Request:
The records below are to be repeated in full, exactly as they are.

Extracted data:
○ ○ ○
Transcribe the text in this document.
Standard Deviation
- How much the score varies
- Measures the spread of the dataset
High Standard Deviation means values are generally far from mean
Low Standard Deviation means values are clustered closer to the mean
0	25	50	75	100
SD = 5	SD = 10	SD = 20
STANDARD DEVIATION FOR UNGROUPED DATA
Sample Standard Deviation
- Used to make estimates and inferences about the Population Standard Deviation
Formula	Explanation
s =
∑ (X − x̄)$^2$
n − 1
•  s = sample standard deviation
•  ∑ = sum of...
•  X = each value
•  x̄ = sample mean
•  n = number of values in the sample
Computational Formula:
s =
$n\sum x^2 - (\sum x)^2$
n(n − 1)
○ ○ ○
Worked solution:
Transcribe the text in this document.
Standard Deviation
- How much the score varies
- Measures the spread of the dataset
High Standard Deviation means values are generally far from mean
Low Standard Deviation means values are clustered closer to the mean
0	25	50	75	100
SD = 5	SD = 10	SD = 20
STANDARD DEVIATION FOR UNGROUPED DATA
Sample Standard Deviation
- Used to make estimates and inferences about the Population Standard Deviation
Formula	Explanation
s =
∑ (X − x̄)$^2$
n − 1
•  s = sample standard deviation
•  ∑ = sum of...
•  X = each value
•  x̄ = sample mean
•  n = number of values in the sample
Computational Formula:
s =
$n\sum x^2 - (\sum x)^2$
n(n − 1)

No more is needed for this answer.